Start of Excerpted records

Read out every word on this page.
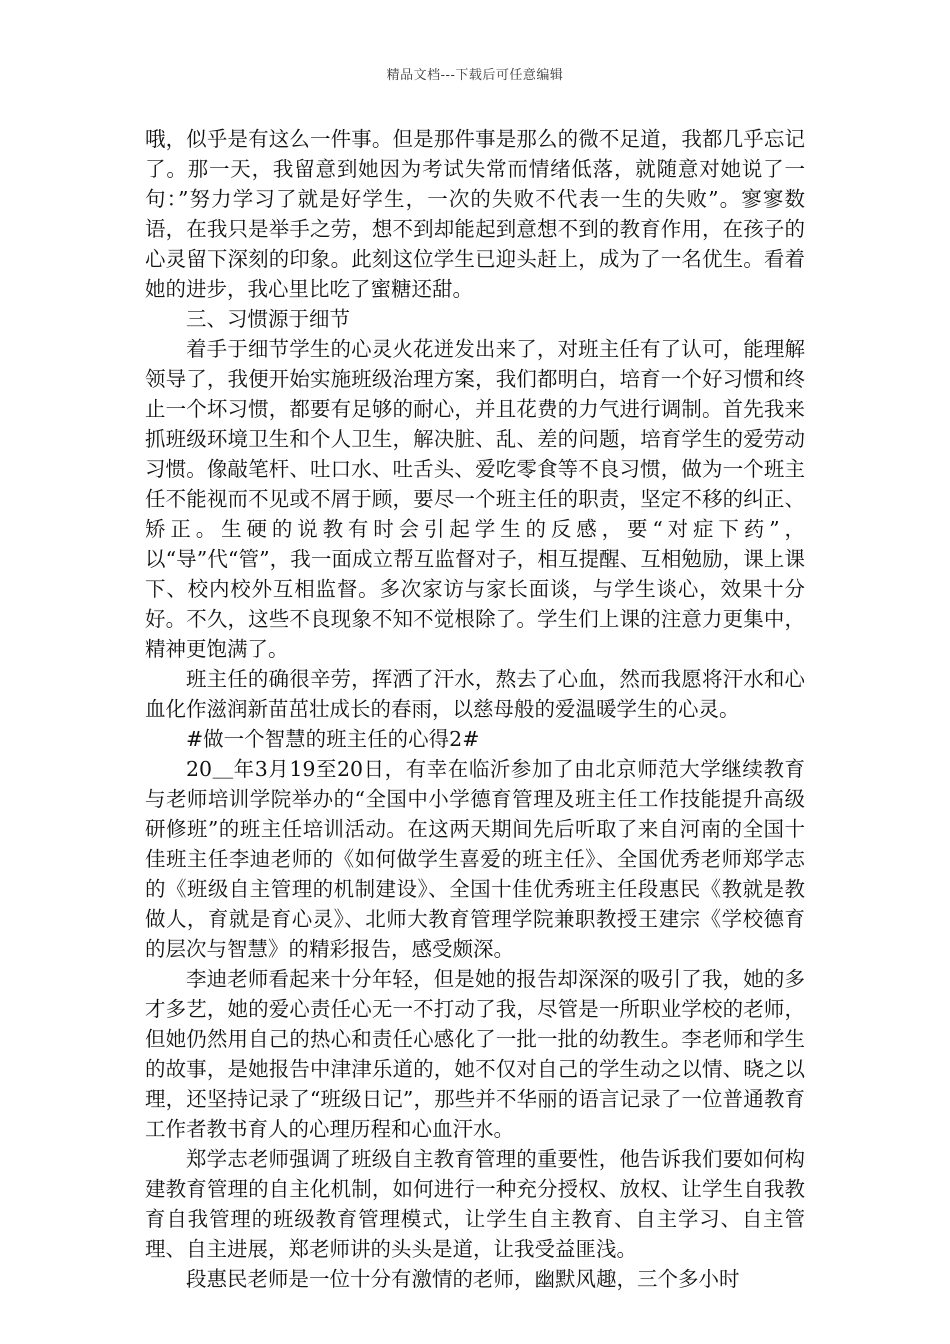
精品文档---下载后可任意编辑

哦，似乎是有这么一件事。但是那件事是那么的微不足道，我都几乎忘记了。那一天，我留意到她因为考试失常而情绪低落，就随意对她说了一句：”努力学习了就是好学生，一次的失败不代表一生的失败”。寥寥数语，在我只是举手之劳，想不到却能起到意想不到的教育作用，在孩子的心灵留下深刻的印象。此刻这位学生已迎头赶上，成为了一名优生。看着她的进步，我心里比吃了蜜糖还甜。

三、习惯源于细节

着手于细节学生的心灵火花迸发出来了，对班主任有了认可，能理解领导了，我便开始实施班级治理方案，我们都明白，培育一个好习惯和终止一个坏习惯，都要有足够的耐心，并且花费的力气进行调制。首先我来抓班级环境卫生和个人卫生，解决脏、乱、差的问题，培育学生的爱劳动习惯。像敲笔杆、吐口水、吐舌头、爱吃零食等不良习惯，做为一个班主任不能视而不见或不屑于顾，要尽一个班主任的职责，坚定不移的纠正、矫正。生硬的说教有时会引起学生的反感，要“对症下药”，以“导”代“管”，我一面成立帮互监督对子，相互提醒、互相勉励，课上课下、校内校外互相监督。多次家访与家长面谈，与学生谈心，效果十分好。不久，这些不良现象不知不觉根除了。学生们上课的注意力更集中，精神更饱满了。

班主任的确很辛劳，挥洒了汗水，熬去了心血，然而我愿将汗水和心血化作滋润新苗茁壮成长的春雨，以慈母般的爱温暖学生的心灵。

#做一个智慧的班主任的心得2#

20＿年3月19至20日，有幸在临沂参加了由北京师范大学继续教育与老师培训学院举办的“全国中小学德育管理及班主任工作技能提升高级研修班”的班主任培训活动。在这两天期间先后听取了来自河南的全国十佳班主任李迪老师的《如何做学生喜爱的班主任》、全国优秀老师郑学志的《班级自主管理的机制建设》、全国十佳优秀班主任段惠民《教就是教做人，育就是育心灵》、北师大教育管理学院兼职教授王建宗《学校德育的层次与智慧》的精彩报告，感受颇深。

李迪老师看起来十分年轻，但是她的报告却深深的吸引了我，她的多才多艺，她的爱心责任心无一不打动了我，尽管是一所职业学校的老师，但她仍然用自己的热心和责任心感化了一批一批的幼教生。李老师和学生的故事，是她报告中津津乐道的，她不仅对自己的学生动之以情、晓之以理，还坚持记录了“班级日记”，那些并不华丽的语言记录了一位普通教育工作者教书育人的心理历程和心血汗水。

郑学志老师强调了班级自主教育管理的重要性，他告诉我们要如何构建教育管理的自主化机制，如何进行一种充分授权、放权、让学生自我教育自我管理的班级教育管理模式，让学生自主教育、自主学习、自主管理、自主进展，郑老师讲的头头是道，让我受益匪浅。

段惠民老师是一位十分有激情的老师，幽默风趣，三个多小时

End of Excerpted records

Exercise prompt »
All of the entries above should be duplicated exactly, except for the pictures.

Result »
Read out every word on this page.
精品文档---下载后可任意编辑

哦，似乎是有这么一件事。但是那件事是那么的微不足道，我都几乎忘记了。那一天，我留意到她因为考试失常而情绪低落，就随意对她说了一句：”努力学习了就是好学生，一次的失败不代表一生的失败”。寥寥数语，在我只是举手之劳，想不到却能起到意想不到的教育作用，在孩子的心灵留下深刻的印象。此刻这位学生已迎头赶上，成为了一名优生。看着她的进步，我心里比吃了蜜糖还甜。

三、习惯源于细节

着手于细节学生的心灵火花迸发出来了，对班主任有了认可，能理解领导了，我便开始实施班级治理方案，我们都明白，培育一个好习惯和终止一个坏习惯，都要有足够的耐心，并且花费的力气进行调制。首先我来抓班级环境卫生和个人卫生，解决脏、乱、差的问题，培育学生的爱劳动习惯。像敲笔杆、吐口水、吐舌头、爱吃零食等不良习惯，做为一个班主任不能视而不见或不屑于顾，要尽一个班主任的职责，坚定不移的纠正、矫正。生硬的说教有时会引起学生的反感，要“对症下药”，以“导”代“管”，我一面成立帮互监督对子，相互提醒、互相勉励，课上课下、校内校外互相监督。多次家访与家长面谈，与学生谈心，效果十分好。不久，这些不良现象不知不觉根除了。学生们上课的注意力更集中，精神更饱满了。

班主任的确很辛劳，挥洒了汗水，熬去了心血，然而我愿将汗水和心血化作滋润新苗茁壮成长的春雨，以慈母般的爱温暖学生的心灵。

#做一个智慧的班主任的心得2#

20＿年3月19至20日，有幸在临沂参加了由北京师范大学继续教育与老师培训学院举办的“全国中小学德育管理及班主任工作技能提升高级研修班”的班主任培训活动。在这两天期间先后听取了来自河南的全国十佳班主任李迪老师的《如何做学生喜爱的班主任》、全国优秀老师郑学志的《班级自主管理的机制建设》、全国十佳优秀班主任段惠民《教就是教做人，育就是育心灵》、北师大教育管理学院兼职教授王建宗《学校德育的层次与智慧》的精彩报告，感受颇深。

李迪老师看起来十分年轻，但是她的报告却深深的吸引了我，她的多才多艺，她的爱心责任心无一不打动了我，尽管是一所职业学校的老师，但她仍然用自己的热心和责任心感化了一批一批的幼教生。李老师和学生的故事，是她报告中津津乐道的，她不仅对自己的学生动之以情、晓之以理，还坚持记录了“班级日记”，那些并不华丽的语言记录了一位普通教育工作者教书育人的心理历程和心血汗水。

郑学志老师强调了班级自主教育管理的重要性，他告诉我们要如何构建教育管理的自主化机制，如何进行一种充分授权、放权、让学生自我教育自我管理的班级教育管理模式，让学生自主教育、自主学习、自主管理、自主进展，郑老师讲的头头是道，让我受益匪浅。

段惠民老师是一位十分有激情的老师，幽默风趣，三个多小时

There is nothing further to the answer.